▶ _The request_
Collect every line that includes the string "consistency".
# Data entries start
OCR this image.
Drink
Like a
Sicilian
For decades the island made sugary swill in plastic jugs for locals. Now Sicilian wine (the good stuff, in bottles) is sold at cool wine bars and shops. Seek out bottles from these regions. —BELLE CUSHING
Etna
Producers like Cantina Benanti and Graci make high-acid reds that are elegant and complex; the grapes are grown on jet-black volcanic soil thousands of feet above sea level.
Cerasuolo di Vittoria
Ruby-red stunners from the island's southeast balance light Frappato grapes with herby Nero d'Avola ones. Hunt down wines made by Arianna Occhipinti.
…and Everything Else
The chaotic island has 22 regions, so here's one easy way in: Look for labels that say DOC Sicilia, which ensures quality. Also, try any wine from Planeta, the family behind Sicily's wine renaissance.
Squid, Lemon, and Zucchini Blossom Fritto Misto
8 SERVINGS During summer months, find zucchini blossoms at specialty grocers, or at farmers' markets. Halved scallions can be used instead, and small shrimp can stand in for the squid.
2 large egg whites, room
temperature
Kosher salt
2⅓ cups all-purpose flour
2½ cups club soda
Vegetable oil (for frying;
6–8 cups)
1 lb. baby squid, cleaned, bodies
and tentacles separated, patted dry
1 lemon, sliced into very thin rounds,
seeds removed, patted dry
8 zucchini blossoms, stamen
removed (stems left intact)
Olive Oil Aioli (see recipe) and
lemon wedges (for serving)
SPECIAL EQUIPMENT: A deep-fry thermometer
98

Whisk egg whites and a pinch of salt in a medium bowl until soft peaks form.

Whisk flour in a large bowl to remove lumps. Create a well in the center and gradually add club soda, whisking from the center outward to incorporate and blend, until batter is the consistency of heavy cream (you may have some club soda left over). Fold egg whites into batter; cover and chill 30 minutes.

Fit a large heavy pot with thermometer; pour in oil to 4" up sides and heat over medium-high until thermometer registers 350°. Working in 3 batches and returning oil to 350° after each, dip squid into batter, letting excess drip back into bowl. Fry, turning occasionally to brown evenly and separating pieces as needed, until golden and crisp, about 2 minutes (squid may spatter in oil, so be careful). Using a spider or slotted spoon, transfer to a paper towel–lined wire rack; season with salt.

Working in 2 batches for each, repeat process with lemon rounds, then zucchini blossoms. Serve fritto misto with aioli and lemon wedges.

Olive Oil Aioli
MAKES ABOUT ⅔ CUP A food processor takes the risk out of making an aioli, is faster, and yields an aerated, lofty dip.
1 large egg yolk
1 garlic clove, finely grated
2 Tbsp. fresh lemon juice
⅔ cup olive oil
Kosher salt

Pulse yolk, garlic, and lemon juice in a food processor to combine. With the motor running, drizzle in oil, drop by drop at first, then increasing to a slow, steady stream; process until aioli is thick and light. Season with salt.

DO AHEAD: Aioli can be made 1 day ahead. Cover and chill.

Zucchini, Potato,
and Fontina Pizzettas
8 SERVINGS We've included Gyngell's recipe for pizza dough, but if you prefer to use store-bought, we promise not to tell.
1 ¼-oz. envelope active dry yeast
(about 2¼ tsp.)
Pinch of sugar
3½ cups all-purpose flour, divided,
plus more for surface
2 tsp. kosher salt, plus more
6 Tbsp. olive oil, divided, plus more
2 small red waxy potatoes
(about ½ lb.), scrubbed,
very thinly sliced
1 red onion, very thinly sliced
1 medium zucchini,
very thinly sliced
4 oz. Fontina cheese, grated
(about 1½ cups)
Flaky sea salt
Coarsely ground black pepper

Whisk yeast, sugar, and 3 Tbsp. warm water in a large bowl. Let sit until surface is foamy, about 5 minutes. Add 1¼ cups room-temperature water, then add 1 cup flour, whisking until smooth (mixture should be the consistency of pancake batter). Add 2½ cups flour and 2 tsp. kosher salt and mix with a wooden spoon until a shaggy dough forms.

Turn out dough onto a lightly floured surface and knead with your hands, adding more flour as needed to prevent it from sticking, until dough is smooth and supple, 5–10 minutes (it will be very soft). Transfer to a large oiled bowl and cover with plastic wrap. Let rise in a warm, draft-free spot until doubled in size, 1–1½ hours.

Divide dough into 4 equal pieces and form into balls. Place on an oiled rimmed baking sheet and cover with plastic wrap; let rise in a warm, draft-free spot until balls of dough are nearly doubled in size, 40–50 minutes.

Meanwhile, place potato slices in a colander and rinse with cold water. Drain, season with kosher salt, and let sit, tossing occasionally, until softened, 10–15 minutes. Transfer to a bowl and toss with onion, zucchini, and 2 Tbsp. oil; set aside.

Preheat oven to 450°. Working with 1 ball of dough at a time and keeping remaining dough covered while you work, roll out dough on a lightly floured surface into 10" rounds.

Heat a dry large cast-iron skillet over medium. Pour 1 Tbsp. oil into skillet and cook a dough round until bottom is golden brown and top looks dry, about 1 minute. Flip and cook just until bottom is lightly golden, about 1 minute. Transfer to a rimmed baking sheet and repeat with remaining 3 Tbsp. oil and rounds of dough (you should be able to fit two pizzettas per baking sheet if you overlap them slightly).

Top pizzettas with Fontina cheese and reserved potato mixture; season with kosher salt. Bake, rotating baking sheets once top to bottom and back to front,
# Data entries end
# Data entries start
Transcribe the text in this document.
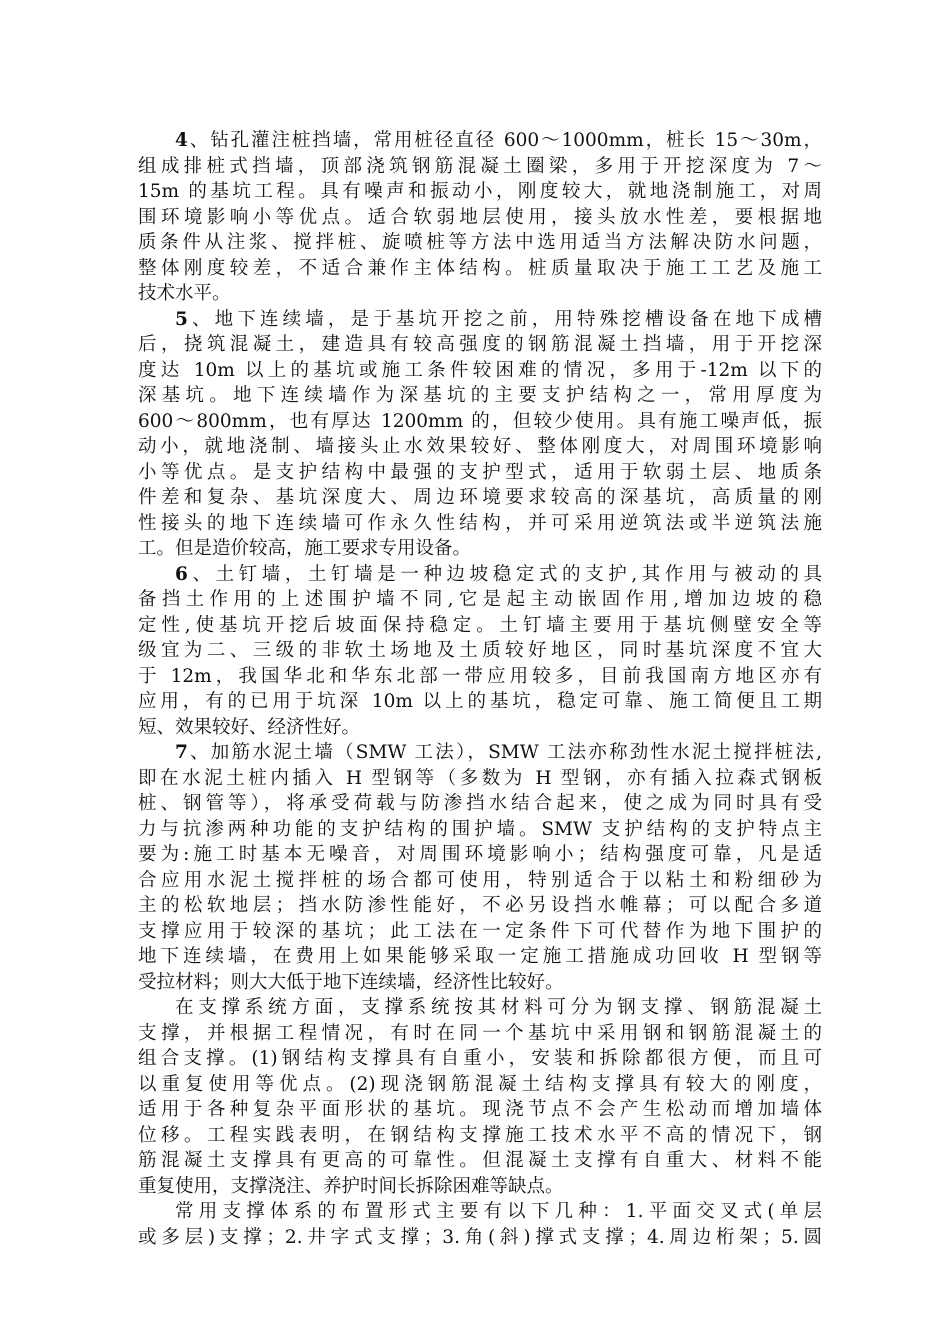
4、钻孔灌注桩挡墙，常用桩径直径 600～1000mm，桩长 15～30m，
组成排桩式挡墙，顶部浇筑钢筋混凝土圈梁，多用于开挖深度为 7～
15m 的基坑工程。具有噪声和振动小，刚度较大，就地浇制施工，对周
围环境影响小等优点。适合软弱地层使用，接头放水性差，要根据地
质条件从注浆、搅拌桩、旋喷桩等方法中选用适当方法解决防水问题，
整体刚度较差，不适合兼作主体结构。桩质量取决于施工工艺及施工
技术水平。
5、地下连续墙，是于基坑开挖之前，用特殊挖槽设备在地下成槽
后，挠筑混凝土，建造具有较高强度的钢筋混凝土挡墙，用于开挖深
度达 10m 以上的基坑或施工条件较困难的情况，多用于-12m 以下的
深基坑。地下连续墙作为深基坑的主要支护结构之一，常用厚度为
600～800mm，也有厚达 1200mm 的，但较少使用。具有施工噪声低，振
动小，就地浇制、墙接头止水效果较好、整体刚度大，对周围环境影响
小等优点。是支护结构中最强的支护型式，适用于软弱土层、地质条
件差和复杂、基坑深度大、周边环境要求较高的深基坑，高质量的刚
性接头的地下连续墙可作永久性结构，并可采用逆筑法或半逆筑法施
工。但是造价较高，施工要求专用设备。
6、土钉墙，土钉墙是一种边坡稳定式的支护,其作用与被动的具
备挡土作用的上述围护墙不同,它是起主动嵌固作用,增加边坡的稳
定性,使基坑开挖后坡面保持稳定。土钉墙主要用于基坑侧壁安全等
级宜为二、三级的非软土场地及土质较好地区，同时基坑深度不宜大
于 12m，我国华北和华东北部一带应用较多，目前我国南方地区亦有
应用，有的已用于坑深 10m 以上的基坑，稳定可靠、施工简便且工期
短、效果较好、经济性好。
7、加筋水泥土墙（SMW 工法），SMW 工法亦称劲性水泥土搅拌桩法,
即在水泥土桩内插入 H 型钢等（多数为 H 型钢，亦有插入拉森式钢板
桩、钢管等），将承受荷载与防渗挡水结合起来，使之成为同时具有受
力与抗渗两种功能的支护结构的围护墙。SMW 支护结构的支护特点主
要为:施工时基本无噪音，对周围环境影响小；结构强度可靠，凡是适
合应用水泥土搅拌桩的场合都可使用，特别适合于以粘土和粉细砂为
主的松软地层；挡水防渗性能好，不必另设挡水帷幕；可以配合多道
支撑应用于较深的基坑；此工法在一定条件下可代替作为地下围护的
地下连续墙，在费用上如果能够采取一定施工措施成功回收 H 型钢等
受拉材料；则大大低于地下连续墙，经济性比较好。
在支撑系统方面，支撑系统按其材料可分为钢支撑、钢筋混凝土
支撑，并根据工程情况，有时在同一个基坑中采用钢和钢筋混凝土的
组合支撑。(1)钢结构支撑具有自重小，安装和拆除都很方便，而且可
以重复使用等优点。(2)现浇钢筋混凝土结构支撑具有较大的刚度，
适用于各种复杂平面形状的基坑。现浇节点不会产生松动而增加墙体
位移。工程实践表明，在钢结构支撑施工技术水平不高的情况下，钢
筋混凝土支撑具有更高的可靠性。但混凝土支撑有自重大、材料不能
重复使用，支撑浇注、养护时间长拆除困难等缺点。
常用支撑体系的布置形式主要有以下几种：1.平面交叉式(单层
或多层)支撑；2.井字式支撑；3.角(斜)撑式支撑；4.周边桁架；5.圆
# Data entries end
▶ _Answer for this exercise_
Whisk flour in a large bowl to remove lumps. Create a well in the center and gradually add club soda, whisking from the center outward to incorporate and blend, until batter is the consistency of heavy cream (you may have some club soda left over). Fold egg whites into batter; cover and chill 30 minutes.
Whisk yeast, sugar, and 3 Tbsp. warm water in a large bowl. Let sit until surface is foamy, about 5 minutes. Add 1¼ cups room-temperature water, then add 1 cup flour, whisking until smooth (mixture should be the consistency of pancake batter). Add 2½ cups flour and 2 tsp. kosher salt and mix with a wooden spoon until a shaggy dough forms.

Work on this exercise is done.